__Set problem__
Transcribe every line of the listing below without any deviation.

__Data provided__
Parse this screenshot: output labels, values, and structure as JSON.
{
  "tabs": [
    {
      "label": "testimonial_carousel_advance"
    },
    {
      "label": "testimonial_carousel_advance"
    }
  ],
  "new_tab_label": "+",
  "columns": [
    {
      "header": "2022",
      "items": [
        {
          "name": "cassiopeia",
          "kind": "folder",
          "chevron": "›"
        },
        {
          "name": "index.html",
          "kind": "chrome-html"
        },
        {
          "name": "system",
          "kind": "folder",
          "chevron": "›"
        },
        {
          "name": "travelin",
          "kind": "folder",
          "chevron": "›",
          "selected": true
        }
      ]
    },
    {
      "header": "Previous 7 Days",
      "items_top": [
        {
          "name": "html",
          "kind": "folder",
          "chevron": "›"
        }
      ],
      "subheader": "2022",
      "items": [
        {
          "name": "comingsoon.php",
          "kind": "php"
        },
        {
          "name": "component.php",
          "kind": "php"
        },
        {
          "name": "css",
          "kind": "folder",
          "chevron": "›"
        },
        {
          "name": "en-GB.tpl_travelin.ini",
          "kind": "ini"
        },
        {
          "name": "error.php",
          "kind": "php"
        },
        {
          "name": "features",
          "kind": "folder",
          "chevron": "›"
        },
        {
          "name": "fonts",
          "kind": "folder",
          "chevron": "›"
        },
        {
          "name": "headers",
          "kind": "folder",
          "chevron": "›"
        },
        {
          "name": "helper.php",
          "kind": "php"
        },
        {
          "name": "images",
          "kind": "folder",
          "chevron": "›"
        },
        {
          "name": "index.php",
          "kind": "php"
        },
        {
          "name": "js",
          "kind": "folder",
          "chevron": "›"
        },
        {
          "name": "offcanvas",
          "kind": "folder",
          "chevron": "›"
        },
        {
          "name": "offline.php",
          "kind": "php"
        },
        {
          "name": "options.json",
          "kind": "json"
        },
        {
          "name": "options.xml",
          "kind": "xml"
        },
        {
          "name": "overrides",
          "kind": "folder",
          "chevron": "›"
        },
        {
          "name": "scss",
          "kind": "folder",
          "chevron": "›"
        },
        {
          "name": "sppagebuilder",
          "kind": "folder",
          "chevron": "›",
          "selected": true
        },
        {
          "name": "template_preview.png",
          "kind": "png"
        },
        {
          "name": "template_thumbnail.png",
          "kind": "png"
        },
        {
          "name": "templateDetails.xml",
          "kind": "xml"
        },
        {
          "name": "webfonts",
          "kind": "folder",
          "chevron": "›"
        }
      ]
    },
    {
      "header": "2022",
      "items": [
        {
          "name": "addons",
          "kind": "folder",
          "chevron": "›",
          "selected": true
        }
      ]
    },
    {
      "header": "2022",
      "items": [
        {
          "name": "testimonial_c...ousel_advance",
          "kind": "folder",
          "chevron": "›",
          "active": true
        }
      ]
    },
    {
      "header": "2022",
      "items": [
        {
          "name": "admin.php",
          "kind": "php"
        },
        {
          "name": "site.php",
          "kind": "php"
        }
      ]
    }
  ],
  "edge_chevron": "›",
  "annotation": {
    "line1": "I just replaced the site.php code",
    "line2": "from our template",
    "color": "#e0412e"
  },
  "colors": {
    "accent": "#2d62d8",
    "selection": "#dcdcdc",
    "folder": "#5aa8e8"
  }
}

__Expected output__
Parse this screenshot: output labels, values, and structure as JSON.
{
  "tabs": [
    {
      "label": "testimonial_carousel_advance"
    },
    {
      "label": "testimonial_carousel_advance"
    }
  ],
  "new_tab_label": "+",
  "columns": [
    {
      "header": "2022",
      "items": [
        {
          "name": "cassiopeia",
          "kind": "folder",
          "chevron": "›"
        },
        {
          "name": "index.html",
          "kind": "chrome-html"
        },
        {
          "name": "system",
          "kind": "folder",
          "chevron": "›"
        },
        {
          "name": "travelin",
          "kind": "folder",
          "chevron": "›",
          "selected": true
        }
      ]
    },
    {
      "header": "Previous 7 Days",
      "items_top": [
        {
          "name": "html",
          "kind": "folder",
          "chevron": "›"
        }
      ],
      "subheader": "2022",
      "items": [
        {
          "name": "comingsoon.php",
          "kind": "php"
        },
        {
          "name": "component.php",
          "kind": "php"
        },
        {
          "name": "css",
          "kind": "folder",
          "chevron": "›"
        },
        {
          "name": "en-GB.tpl_travelin.ini",
          "kind": "ini"
        },
        {
          "name": "error.php",
          "kind": "php"
        },
        {
          "name": "features",
          "kind": "folder",
          "chevron": "›"
        },
        {
          "name": "fonts",
          "kind": "folder",
          "chevron": "›"
        },
        {
          "name": "headers",
          "kind": "folder",
          "chevron": "›"
        },
        {
          "name": "helper.php",
          "kind": "php"
        },
        {
          "name": "images",
          "kind": "folder",
          "chevron": "›"
        },
        {
          "name": "index.php",
          "kind": "php"
        },
        {
          "name": "js",
          "kind": "folder",
          "chevron": "›"
        },
        {
          "name": "offcanvas",
          "kind": "folder",
          "chevron": "›"
        },
        {
          "name": "offline.php",
          "kind": "php"
        },
        {
          "name": "options.json",
          "kind": "json"
        },
        {
          "name": "options.xml",
          "kind": "xml"
        },
        {
          "name": "overrides",
          "kind": "folder",
          "chevron": "›"
        },
        {
          "name": "scss",
          "kind": "folder",
          "chevron": "›"
        },
        {
          "name": "sppagebuilder",
          "kind": "folder",
          "chevron": "›",
          "selected": true
        },
        {
          "name": "template_preview.png",
          "kind": "png"
        },
        {
          "name": "template_thumbnail.png",
          "kind": "png"
        },
        {
          "name": "templateDetails.xml",
          "kind": "xml"
        },
        {
          "name": "webfonts",
          "kind": "folder",
          "chevron": "›"
        }
      ]
    },
    {
      "header": "2022",
      "items": [
        {
          "name": "addons",
          "kind": "folder",
          "chevron": "›",
          "selected": true
        }
      ]
    },
    {
      "header": "2022",
      "items": [
        {
          "name": "testimonial_c...ousel_advance",
          "kind": "folder",
          "chevron": "›",
          "active": true
        }
      ]
    },
    {
      "header": "2022",
      "items": [
        {
          "name": "admin.php",
          "kind": "php"
        },
        {
          "name": "site.php",
          "kind": "php"
        }
      ]
    }
  ],
  "edge_chevron": "›",
  "annotation": {
    "line1": "I just replaced the site.php code",
    "line2": "from our template",
    "color": "#e0412e"
  },
  "colors": {
    "accent": "#2d62d8",
    "selection": "#dcdcdc",
    "folder": "#5aa8e8"
  }
}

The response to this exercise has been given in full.